> _REQUEST_:
Copy out all lines in the data below containing the string "hard".

> _DATASET EXCERPTS_:
· · · · · · ·
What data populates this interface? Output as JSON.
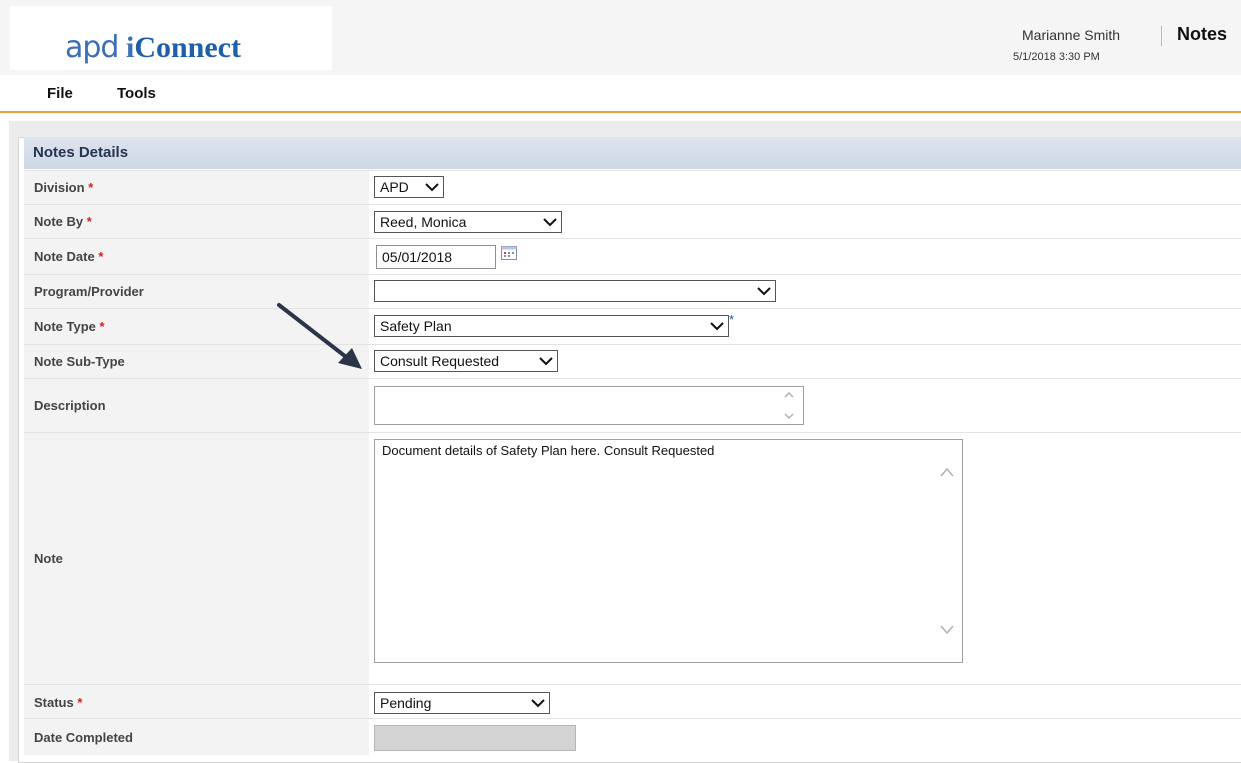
{
  "header": {
    "logo_apd": "apd",
    "logo_i": "i",
    "logo_connect": "Connect",
    "user_name": "Marianne Smith",
    "user_datetime": "5/1/2018 3:30 PM",
    "page_title": "Notes"
  },
  "menu": {
    "file": "File",
    "tools": "Tools"
  },
  "section": {
    "title": "Notes Details"
  },
  "fields": {
    "division": {
      "label": "Division",
      "required": "*",
      "value": "APD"
    },
    "note_by": {
      "label": "Note By",
      "required": "*",
      "value": "Reed, Monica"
    },
    "note_date": {
      "label": "Note Date",
      "required": "*",
      "value": "05/01/2018"
    },
    "program_provider": {
      "label": "Program/Provider",
      "value": ""
    },
    "note_type": {
      "label": "Note Type",
      "required": "*",
      "value": "Safety Plan",
      "marker": "*"
    },
    "note_subtype": {
      "label": "Note Sub-Type",
      "value": "Consult Requested"
    },
    "description": {
      "label": "Description",
      "value": ""
    },
    "note": {
      "label": "Note",
      "value": "Document details of Safety Plan here. Consult Requested"
    },
    "status": {
      "label": "Status",
      "required": "*",
      "value": "Pending"
    },
    "date_completed": {
      "label": "Date Completed",
      "value": ""
    }
  },
  "colors": {
    "menu_underline": "#e8a33d",
    "section_header": "#d4dbe9",
    "required_mark": "#d02020",
    "logo_blue": "#3d6fb6"
  },
  "icons": {
    "dropdown": "chevron-down-icon",
    "calendar": "calendar-icon",
    "pointer": "arrow-annotation-icon"
  }
}
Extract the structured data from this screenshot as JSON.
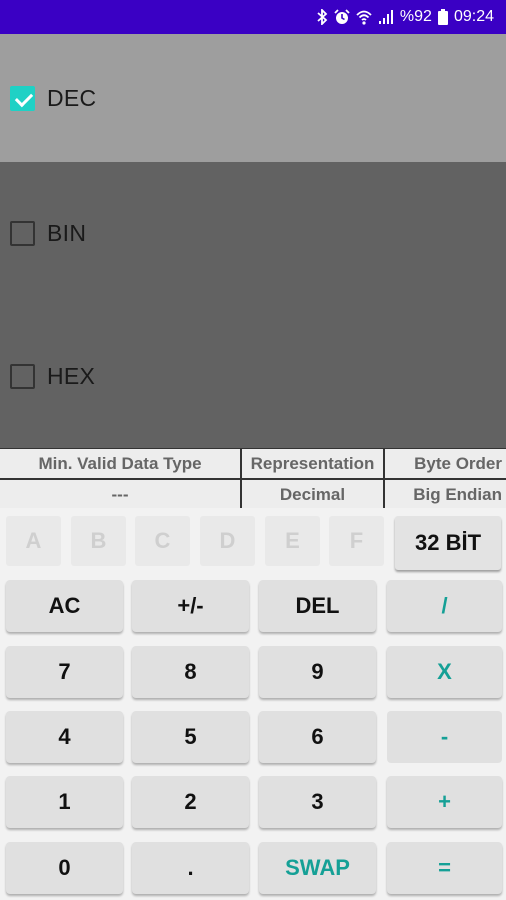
{
  "status_bar": {
    "battery_text": "%92",
    "time": "09:24",
    "icons": [
      "bluetooth-icon",
      "alarm-icon",
      "wifi-icon",
      "signal-icon",
      "battery-icon"
    ]
  },
  "modes": [
    {
      "label": "DEC",
      "checked": true
    },
    {
      "label": "BIN",
      "checked": false
    },
    {
      "label": "HEX",
      "checked": false
    }
  ],
  "info_table": {
    "headers": [
      "Min. Valid Data Type",
      "Representation",
      "Byte Order"
    ],
    "values": [
      "---",
      "Decimal",
      "Big Endian"
    ]
  },
  "keypad": {
    "hex_keys": [
      "A",
      "B",
      "C",
      "D",
      "E",
      "F"
    ],
    "bit_mode": "32 BİT",
    "rows": [
      [
        "AC",
        "+/-",
        "DEL",
        "/"
      ],
      [
        "7",
        "8",
        "9",
        "X"
      ],
      [
        "4",
        "5",
        "6",
        "-"
      ],
      [
        "1",
        "2",
        "3",
        "+"
      ],
      [
        "0",
        ".",
        "SWAP",
        "="
      ]
    ]
  },
  "colors": {
    "status_bar": "#3a00c4",
    "accent": "#15a096",
    "checkbox_checked": "#1fd1c5",
    "selected_mode_bg": "#9e9e9e",
    "unselected_mode_bg": "#626262"
  }
}
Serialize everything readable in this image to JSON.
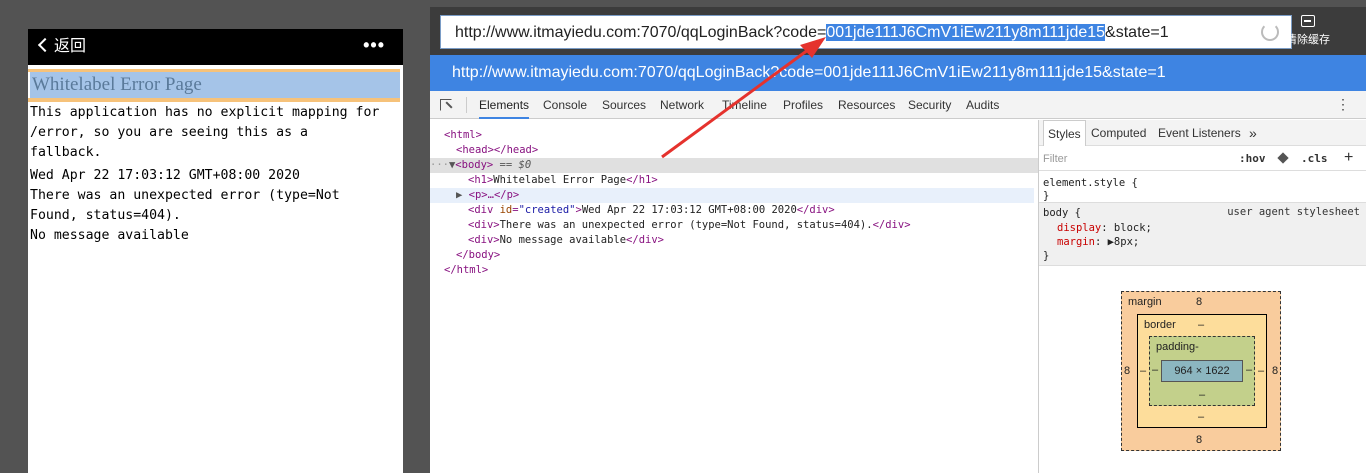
{
  "phone": {
    "back_label": "返回",
    "more_label": "•••",
    "page_title": "Whitelabel Error Page",
    "paragraph": "This application has no explicit mapping for /error, so you are seeing this as a fallback.",
    "created": "Wed Apr 22 17:03:12 GMT+08:00 2020",
    "error_text": "There was an unexpected error (type=Not Found, status=404).",
    "no_message": "No message available"
  },
  "browser": {
    "url_prefix": "http://www.itmayiedu.com:7070/qqLoginBack?code=",
    "url_code": "001jde111J6CmV1iEw211y8m111jde15",
    "url_suffix": "&state=1",
    "suggestion": "http://www.itmayiedu.com:7070/qqLoginBack?code=001jde111J6CmV1iEw211y8m111jde15&state=1",
    "clear_cache_label": "清除缓存"
  },
  "devtools": {
    "tabs": [
      "Elements",
      "Console",
      "Sources",
      "Network",
      "Timeline",
      "Profiles",
      "Resources",
      "Security",
      "Audits"
    ],
    "active_tab": "Elements",
    "tree": {
      "html_open": "<html>",
      "head": "<head></head>",
      "body_open": "<body>",
      "body_suffix": " == $0",
      "h1_open": "<h1>",
      "h1_text": "Whitelabel Error Page",
      "h1_close": "</h1>",
      "p_collapsed": "<p>…</p>",
      "div_created_open": "<div ",
      "div_created_attr": "id",
      "div_created_val": "\"created\"",
      "div_created_text": "Wed Apr 22 17:03:12 GMT+08:00 2020",
      "div_close": "</div>",
      "div_open": "<div>",
      "div_error_text": "There was an unexpected error (type=Not Found, status=404).",
      "div_nomsg_text": "No message available",
      "body_close": "</body>",
      "html_close": "</html>"
    },
    "styles": {
      "tabs": [
        "Styles",
        "Computed",
        "Event Listeners"
      ],
      "more_tabs": "»",
      "filter_placeholder": "Filter",
      "hov": ":hov",
      "cls": ".cls",
      "plus": "+",
      "element_style": "element.style {",
      "close_brace": "}",
      "body_selector": "body {",
      "ua_label": "user agent stylesheet",
      "prop1_name": "display",
      "prop1_val": "block;",
      "prop2_name": "margin",
      "prop2_val": "8px;",
      "prop2_arrow": "▶"
    },
    "box_model": {
      "margin_label": "margin",
      "margin_top": "8",
      "margin_bottom": "8",
      "margin_left": "8",
      "margin_right": "8",
      "border_label": "border",
      "border_top": "–",
      "border_bottom": "–",
      "border_left": "–",
      "border_right": "–",
      "padding_label": "padding-",
      "padding_bottom": "–",
      "padding_left": "–",
      "padding_right": "–",
      "content_size": "964 × 1622"
    }
  },
  "colors": {
    "highlight": "#3e84e2",
    "arrow": "#e5322d"
  }
}
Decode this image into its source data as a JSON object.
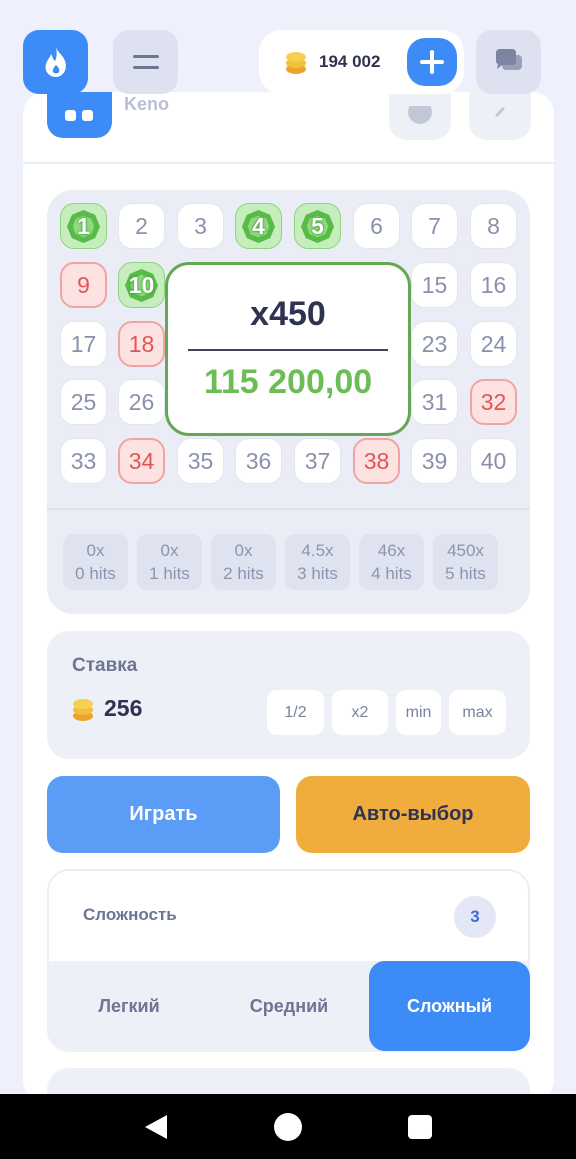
{
  "header": {
    "balance": "194 002",
    "icons": {
      "logo": "flame-icon",
      "menu": "hamburger-icon",
      "coins": "coin-stack-icon",
      "add": "plus-icon",
      "chat": "chat-icon"
    }
  },
  "game": {
    "title": "Keno"
  },
  "board": {
    "cells": [
      {
        "n": "1",
        "state": "hit"
      },
      {
        "n": "2",
        "state": "normal"
      },
      {
        "n": "3",
        "state": "normal"
      },
      {
        "n": "4",
        "state": "hit"
      },
      {
        "n": "5",
        "state": "hit"
      },
      {
        "n": "6",
        "state": "normal"
      },
      {
        "n": "7",
        "state": "normal"
      },
      {
        "n": "8",
        "state": "normal"
      },
      {
        "n": "9",
        "state": "miss"
      },
      {
        "n": "10",
        "state": "hit"
      },
      {
        "n": "15",
        "state": "normal"
      },
      {
        "n": "16",
        "state": "normal"
      },
      {
        "n": "17",
        "state": "normal"
      },
      {
        "n": "18",
        "state": "miss"
      },
      {
        "n": "23",
        "state": "normal"
      },
      {
        "n": "24",
        "state": "normal"
      },
      {
        "n": "25",
        "state": "normal"
      },
      {
        "n": "26",
        "state": "normal"
      },
      {
        "n": "31",
        "state": "normal"
      },
      {
        "n": "32",
        "state": "miss"
      },
      {
        "n": "33",
        "state": "normal"
      },
      {
        "n": "34",
        "state": "miss"
      },
      {
        "n": "35",
        "state": "normal"
      },
      {
        "n": "36",
        "state": "normal"
      },
      {
        "n": "37",
        "state": "normal"
      },
      {
        "n": "38",
        "state": "miss"
      },
      {
        "n": "39",
        "state": "normal"
      },
      {
        "n": "40",
        "state": "normal"
      }
    ],
    "win": {
      "multiplier": "x450",
      "amount": "115 200,00"
    },
    "payouts": [
      {
        "mult": "0x",
        "hits": "0 hits"
      },
      {
        "mult": "0x",
        "hits": "1 hits"
      },
      {
        "mult": "0x",
        "hits": "2 hits"
      },
      {
        "mult": "4.5x",
        "hits": "3 hits"
      },
      {
        "mult": "46x",
        "hits": "4 hits"
      },
      {
        "mult": "450x",
        "hits": "5 hits"
      }
    ]
  },
  "stake": {
    "label": "Ставка",
    "value": "256",
    "buttons": {
      "half": "1/2",
      "double": "x2",
      "min": "min",
      "max": "max"
    }
  },
  "actions": {
    "play": "Играть",
    "auto": "Авто-выбор"
  },
  "difficulty": {
    "label": "Сложность",
    "badge": "3",
    "tabs": {
      "easy": "Легкий",
      "medium": "Средний",
      "hard": "Сложный"
    },
    "selected": "hard"
  },
  "colors": {
    "accent": "#3c8bf7",
    "hit": "#c6eebd",
    "miss": "#fde2e2",
    "win": "#6dbd57",
    "auto": "#f1ac3e"
  }
}
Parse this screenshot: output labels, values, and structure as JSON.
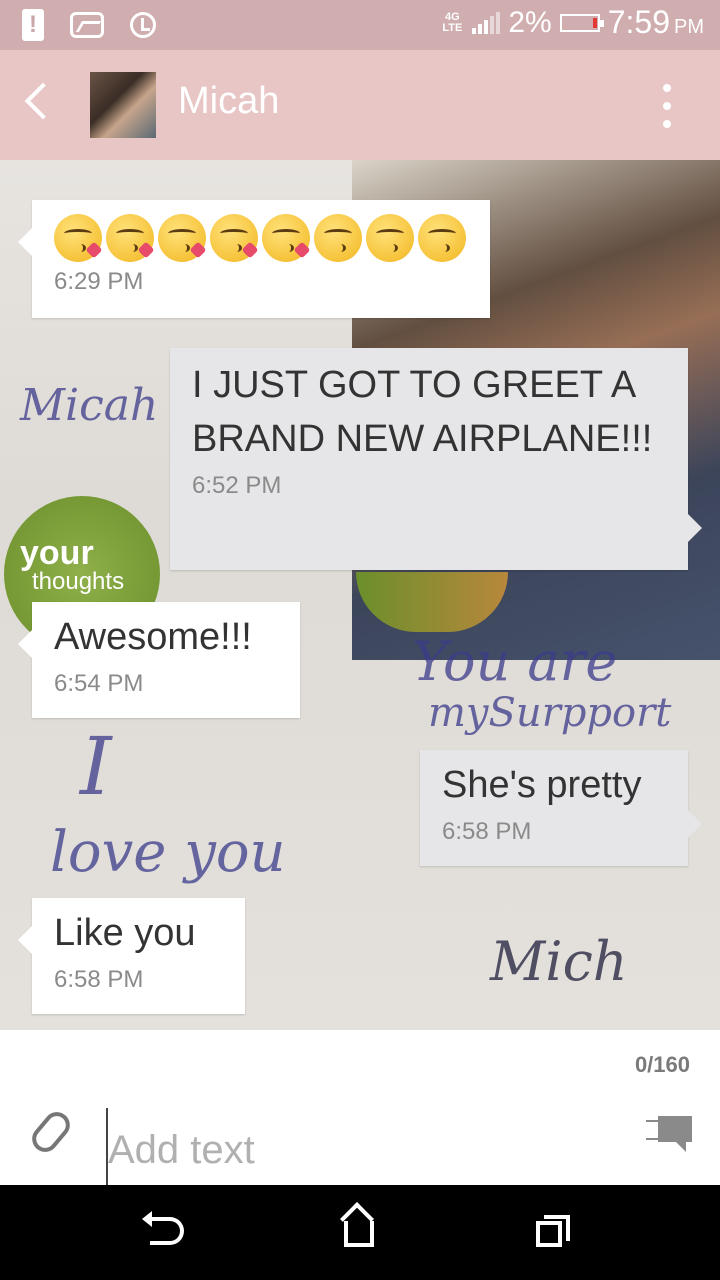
{
  "status_bar": {
    "network": "4G",
    "network_sub": "LTE",
    "battery_percent": "2%",
    "time": "7:59",
    "ampm": "PM"
  },
  "header": {
    "contact_name": "Micah"
  },
  "messages": [
    {
      "direction": "incoming",
      "type": "emoji",
      "emojis": [
        "kissing-heart",
        "kissing-heart",
        "kissing-heart",
        "kissing-heart",
        "kissing-heart",
        "kissing-closed-eyes",
        "kissing-closed-eyes",
        "kissing-closed-eyes"
      ],
      "time": "6:29 PM"
    },
    {
      "direction": "outgoing",
      "text": "I JUST GOT TO GREET A BRAND NEW AIRPLANE!!!",
      "time": "6:52 PM"
    },
    {
      "direction": "incoming",
      "text": "Awesome!!!",
      "time": "6:54 PM"
    },
    {
      "direction": "outgoing",
      "text": "She's pretty",
      "time": "6:58 PM"
    },
    {
      "direction": "incoming",
      "text": "Like you",
      "time": "6:58 PM"
    }
  ],
  "background_text": {
    "micah": "Micah",
    "your": "your",
    "thoughts": "thoughts",
    "you_are": "You are",
    "my_support": "mySurpport",
    "i": "I",
    "love_you": "love you",
    "signature": "Mich"
  },
  "composer": {
    "counter": "0/160",
    "placeholder": "Add text"
  },
  "colors": {
    "header": "#e8c6c6",
    "status_bar": "#d0aeb0",
    "incoming_bubble": "#ffffff",
    "outgoing_bubble": "#e6e6e8"
  }
}
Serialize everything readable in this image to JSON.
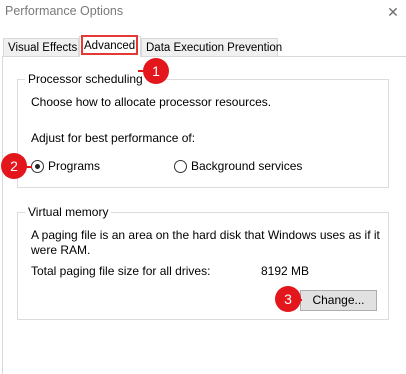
{
  "window": {
    "title": "Performance Options",
    "close_glyph": "✕"
  },
  "tabs": [
    {
      "label": "Visual Effects",
      "active": false
    },
    {
      "label": "Advanced",
      "active": true
    },
    {
      "label": "Data Execution Prevention",
      "active": false
    }
  ],
  "processor_scheduling": {
    "legend": "Processor scheduling",
    "description": "Choose how to allocate processor resources.",
    "adjust_label": "Adjust for best performance of:",
    "options": [
      {
        "label": "Programs",
        "selected": true
      },
      {
        "label": "Background services",
        "selected": false
      }
    ]
  },
  "virtual_memory": {
    "legend": "Virtual memory",
    "description_line1": "A paging file is an area on the hard disk that Windows uses as if it",
    "description_line2": "were RAM.",
    "total_label": "Total paging file size for all drives:",
    "total_value": "8192 MB",
    "change_button": "Change..."
  },
  "annotations": {
    "badges": [
      "1",
      "2",
      "3"
    ],
    "color": "#e3161b"
  }
}
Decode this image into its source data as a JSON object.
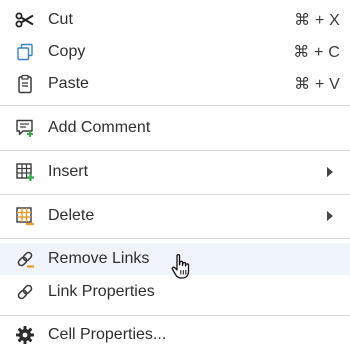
{
  "menu": {
    "cut": {
      "label": "Cut",
      "shortcut": "⌘ + X",
      "icon": "scissors-icon"
    },
    "copy": {
      "label": "Copy",
      "shortcut": "⌘ + C",
      "icon": "copy-icon"
    },
    "paste": {
      "label": "Paste",
      "shortcut": "⌘ + V",
      "icon": "clipboard-icon"
    },
    "add_comment": {
      "label": "Add Comment",
      "icon": "add-comment-icon"
    },
    "insert": {
      "label": "Insert",
      "icon": "table-insert-icon",
      "has_submenu": true
    },
    "delete": {
      "label": "Delete",
      "icon": "table-delete-icon",
      "has_submenu": true
    },
    "remove_links": {
      "label": "Remove Links",
      "icon": "unlink-icon",
      "hovered": true
    },
    "link_properties": {
      "label": "Link Properties",
      "icon": "link-icon"
    },
    "cell_properties": {
      "label": "Cell Properties...",
      "icon": "gear-icon"
    }
  },
  "colors": {
    "hover_bg": "#eef4fa",
    "icon_blue": "#3b82c4",
    "icon_green": "#3aaa4a",
    "icon_orange": "#e59a2b",
    "separator": "#d9d9d9"
  }
}
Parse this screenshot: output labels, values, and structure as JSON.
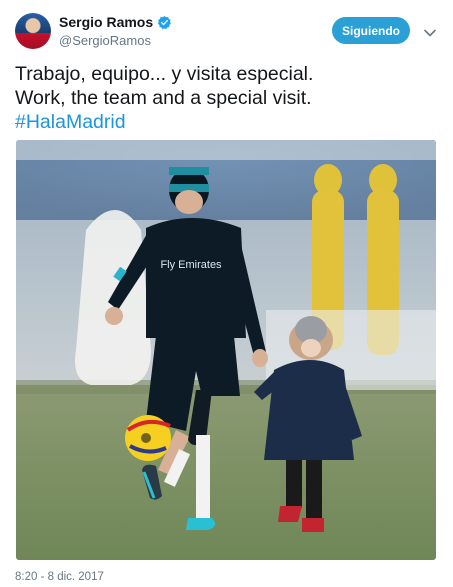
{
  "author": {
    "display_name": "Sergio Ramos",
    "handle": "@SergioRamos",
    "verified_icon": "verified-badge-icon"
  },
  "follow_button": {
    "label": "Siguiendo"
  },
  "menu_caret_icon": "chevron-down-icon",
  "tweet": {
    "line1": "Trabajo, equipo... y visita especial.",
    "line2": "Work, the team and a special visit.",
    "hashtag": "#HalaMadrid"
  },
  "media": {
    "shirt_sponsor": "Fly Emirates",
    "description_icon": "photo-media"
  },
  "timestamp": "8:20 - 8 dic. 2017",
  "colors": {
    "accent": "#1da1f2",
    "follow_bg": "#2aa0d6",
    "hashtag": "#1b95e0",
    "muted": "#657786",
    "text": "#14171a"
  }
}
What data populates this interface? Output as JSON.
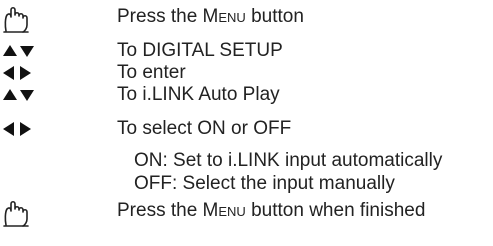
{
  "steps": [
    {
      "icon": "menu-hand-icon",
      "pre": "Press the ",
      "key": "Menu",
      "post": " button"
    },
    {
      "icon": "up-down-arrows-icon",
      "text": "To DIGITAL SETUP"
    },
    {
      "icon": "left-right-arrows-icon",
      "text": "To enter"
    },
    {
      "icon": "up-down-arrows-icon",
      "text": "To i.LINK Auto Play"
    },
    {
      "icon": "left-right-arrows-icon",
      "text": "To select ON or OFF"
    },
    {
      "icon": "menu-hand-icon",
      "pre": "Press the ",
      "key": "Menu",
      "post": " button when finished"
    }
  ],
  "options": [
    "ON:  Set to i.LINK input automatically",
    "OFF:  Select the input manually"
  ]
}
· · · · · · ·
> _THE OUTPUT_:
      "hard": "Сложный"
    "selected": "hard"
    "description_line1": "A paging file is an area on the hard disk that Windows uses as if it",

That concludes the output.